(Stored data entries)
● ● ● ● ●

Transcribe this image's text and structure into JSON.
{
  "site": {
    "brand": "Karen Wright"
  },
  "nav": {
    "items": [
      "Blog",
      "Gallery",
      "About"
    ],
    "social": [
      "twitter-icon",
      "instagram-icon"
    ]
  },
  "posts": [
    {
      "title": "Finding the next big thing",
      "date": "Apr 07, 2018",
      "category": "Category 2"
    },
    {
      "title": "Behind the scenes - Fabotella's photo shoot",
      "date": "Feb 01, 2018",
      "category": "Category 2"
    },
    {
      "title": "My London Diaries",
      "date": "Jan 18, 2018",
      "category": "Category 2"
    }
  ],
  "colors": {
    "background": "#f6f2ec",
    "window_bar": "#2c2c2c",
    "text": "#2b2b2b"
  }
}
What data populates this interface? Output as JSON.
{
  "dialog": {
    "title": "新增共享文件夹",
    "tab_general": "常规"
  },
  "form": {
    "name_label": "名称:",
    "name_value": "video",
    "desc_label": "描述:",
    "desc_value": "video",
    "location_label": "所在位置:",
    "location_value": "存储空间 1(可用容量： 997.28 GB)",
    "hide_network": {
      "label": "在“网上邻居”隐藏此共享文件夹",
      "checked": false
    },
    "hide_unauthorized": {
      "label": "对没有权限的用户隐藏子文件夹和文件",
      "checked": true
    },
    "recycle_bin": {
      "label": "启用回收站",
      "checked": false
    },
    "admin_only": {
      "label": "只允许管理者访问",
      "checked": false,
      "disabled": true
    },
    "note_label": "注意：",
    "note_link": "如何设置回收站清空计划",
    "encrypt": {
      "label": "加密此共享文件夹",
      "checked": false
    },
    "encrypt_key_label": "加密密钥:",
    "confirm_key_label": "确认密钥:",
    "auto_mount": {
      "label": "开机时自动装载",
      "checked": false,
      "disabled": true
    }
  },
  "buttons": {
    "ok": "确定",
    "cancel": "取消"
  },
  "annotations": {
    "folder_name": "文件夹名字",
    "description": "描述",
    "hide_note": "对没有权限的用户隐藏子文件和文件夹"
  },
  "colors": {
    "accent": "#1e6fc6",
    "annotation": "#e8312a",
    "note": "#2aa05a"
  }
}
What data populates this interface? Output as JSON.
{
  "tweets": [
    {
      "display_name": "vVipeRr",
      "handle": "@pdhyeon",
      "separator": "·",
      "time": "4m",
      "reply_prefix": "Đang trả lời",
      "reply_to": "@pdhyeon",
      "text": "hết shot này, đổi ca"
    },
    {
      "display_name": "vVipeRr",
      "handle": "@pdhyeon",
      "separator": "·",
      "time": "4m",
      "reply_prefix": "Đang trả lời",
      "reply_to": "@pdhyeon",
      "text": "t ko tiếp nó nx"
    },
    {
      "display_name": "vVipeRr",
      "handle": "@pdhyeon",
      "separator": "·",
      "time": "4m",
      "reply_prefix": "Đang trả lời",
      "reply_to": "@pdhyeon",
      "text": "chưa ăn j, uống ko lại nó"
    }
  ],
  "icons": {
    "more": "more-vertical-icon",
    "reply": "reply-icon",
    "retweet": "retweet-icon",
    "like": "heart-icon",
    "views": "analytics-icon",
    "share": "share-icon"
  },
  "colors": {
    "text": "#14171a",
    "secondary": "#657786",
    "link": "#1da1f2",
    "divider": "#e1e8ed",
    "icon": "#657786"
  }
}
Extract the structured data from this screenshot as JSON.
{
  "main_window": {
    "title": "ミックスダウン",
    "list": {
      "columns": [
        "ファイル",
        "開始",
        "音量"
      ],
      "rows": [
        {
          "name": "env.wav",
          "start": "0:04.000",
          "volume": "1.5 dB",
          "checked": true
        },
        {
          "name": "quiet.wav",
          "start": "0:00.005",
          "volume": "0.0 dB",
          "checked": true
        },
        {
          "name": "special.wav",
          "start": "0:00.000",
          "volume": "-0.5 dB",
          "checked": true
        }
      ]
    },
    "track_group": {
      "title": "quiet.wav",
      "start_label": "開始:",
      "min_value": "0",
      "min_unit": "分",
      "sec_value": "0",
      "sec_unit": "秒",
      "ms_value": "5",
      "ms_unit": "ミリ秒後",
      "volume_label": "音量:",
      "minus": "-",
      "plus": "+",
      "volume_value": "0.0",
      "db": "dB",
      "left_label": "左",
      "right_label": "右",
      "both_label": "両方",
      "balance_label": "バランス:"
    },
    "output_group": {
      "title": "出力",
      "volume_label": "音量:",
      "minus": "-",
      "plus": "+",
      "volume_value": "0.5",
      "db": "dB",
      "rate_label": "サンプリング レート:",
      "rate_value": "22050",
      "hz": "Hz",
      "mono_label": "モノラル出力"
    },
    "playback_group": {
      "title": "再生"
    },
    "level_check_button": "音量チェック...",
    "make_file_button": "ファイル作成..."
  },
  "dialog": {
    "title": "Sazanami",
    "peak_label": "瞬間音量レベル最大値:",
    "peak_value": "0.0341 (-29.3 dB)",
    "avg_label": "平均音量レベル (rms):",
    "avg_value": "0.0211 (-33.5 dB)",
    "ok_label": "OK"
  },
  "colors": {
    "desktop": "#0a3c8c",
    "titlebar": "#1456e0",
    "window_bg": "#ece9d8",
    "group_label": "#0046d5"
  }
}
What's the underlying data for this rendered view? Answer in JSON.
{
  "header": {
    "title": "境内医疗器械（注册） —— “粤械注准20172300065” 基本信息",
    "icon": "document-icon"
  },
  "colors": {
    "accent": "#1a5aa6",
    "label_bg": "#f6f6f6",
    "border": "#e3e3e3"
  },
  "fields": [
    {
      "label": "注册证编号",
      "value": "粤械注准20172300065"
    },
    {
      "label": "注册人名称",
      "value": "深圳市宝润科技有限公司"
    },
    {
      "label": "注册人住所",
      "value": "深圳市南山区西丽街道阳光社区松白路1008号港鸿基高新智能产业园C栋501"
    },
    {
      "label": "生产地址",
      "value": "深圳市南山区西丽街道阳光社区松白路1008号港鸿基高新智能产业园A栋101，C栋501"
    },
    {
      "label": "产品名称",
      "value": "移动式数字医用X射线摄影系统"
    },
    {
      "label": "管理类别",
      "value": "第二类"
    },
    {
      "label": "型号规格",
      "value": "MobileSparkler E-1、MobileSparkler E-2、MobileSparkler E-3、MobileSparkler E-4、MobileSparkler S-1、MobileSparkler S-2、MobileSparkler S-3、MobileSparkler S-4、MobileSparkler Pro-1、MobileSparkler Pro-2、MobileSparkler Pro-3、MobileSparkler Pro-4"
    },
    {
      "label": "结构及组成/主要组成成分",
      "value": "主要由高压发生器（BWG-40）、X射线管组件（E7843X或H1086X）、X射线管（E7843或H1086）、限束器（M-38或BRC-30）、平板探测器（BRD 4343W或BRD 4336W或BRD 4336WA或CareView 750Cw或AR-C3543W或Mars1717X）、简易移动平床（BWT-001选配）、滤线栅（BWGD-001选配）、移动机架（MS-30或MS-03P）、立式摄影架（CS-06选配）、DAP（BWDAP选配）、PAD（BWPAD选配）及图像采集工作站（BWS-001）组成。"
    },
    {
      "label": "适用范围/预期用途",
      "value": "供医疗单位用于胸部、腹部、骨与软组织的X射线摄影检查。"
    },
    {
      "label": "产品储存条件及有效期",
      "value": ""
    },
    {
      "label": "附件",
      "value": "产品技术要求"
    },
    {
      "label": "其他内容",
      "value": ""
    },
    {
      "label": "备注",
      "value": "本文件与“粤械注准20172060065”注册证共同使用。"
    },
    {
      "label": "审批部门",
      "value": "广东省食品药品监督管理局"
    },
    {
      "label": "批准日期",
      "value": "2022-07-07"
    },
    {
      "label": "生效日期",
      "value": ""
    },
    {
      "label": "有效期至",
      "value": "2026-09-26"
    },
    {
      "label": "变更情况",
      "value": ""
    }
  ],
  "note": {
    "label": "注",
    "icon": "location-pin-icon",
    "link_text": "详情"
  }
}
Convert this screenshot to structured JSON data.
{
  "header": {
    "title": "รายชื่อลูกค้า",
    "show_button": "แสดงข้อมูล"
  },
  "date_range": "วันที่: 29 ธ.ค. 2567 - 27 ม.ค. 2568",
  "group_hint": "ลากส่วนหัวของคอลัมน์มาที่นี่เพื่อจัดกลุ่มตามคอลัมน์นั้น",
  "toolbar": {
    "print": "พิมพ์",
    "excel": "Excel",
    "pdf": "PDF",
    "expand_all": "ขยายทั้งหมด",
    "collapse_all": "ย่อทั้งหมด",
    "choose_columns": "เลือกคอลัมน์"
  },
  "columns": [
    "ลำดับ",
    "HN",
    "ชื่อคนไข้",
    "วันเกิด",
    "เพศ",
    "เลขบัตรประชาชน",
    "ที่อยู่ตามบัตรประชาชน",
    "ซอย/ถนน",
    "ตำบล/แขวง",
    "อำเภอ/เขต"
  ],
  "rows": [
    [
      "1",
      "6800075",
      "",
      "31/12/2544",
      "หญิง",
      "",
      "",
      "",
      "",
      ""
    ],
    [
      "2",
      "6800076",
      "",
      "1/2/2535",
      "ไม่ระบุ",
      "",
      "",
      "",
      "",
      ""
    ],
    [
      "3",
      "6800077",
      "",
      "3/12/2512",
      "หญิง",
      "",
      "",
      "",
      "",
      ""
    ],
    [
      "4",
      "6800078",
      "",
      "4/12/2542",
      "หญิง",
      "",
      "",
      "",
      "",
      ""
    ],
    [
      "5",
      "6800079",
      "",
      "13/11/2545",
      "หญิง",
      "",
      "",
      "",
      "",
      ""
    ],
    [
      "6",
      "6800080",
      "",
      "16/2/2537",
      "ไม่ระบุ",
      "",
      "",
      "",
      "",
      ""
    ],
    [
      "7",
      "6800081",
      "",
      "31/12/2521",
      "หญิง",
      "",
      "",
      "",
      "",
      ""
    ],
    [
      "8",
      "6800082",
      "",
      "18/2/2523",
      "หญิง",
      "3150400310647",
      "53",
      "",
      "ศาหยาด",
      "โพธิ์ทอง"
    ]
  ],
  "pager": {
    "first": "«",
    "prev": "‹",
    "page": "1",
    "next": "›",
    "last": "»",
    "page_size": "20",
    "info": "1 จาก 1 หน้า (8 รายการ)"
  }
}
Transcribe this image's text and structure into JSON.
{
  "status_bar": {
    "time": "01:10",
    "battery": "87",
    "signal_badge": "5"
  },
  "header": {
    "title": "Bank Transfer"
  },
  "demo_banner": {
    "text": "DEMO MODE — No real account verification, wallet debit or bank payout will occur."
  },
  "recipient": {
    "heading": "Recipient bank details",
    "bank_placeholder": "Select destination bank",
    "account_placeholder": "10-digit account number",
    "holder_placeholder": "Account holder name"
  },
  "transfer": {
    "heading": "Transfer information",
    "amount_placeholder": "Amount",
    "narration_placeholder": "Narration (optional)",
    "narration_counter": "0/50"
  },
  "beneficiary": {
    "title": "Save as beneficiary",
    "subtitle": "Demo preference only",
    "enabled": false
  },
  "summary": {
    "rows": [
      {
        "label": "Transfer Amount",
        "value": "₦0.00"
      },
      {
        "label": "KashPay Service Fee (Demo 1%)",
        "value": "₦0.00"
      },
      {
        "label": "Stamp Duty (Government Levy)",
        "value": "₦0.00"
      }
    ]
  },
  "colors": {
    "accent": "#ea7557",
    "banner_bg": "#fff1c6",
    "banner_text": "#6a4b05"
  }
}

● ● ● ● ●

EXERCISE INSTRUCTIONS => Gather up every line in the data above that contains the word "structured", copying each one.

EXERCISE RESPONSE =>
Extract the structured data from this screenshot as JSON.
Convert this screenshot to structured JSON data.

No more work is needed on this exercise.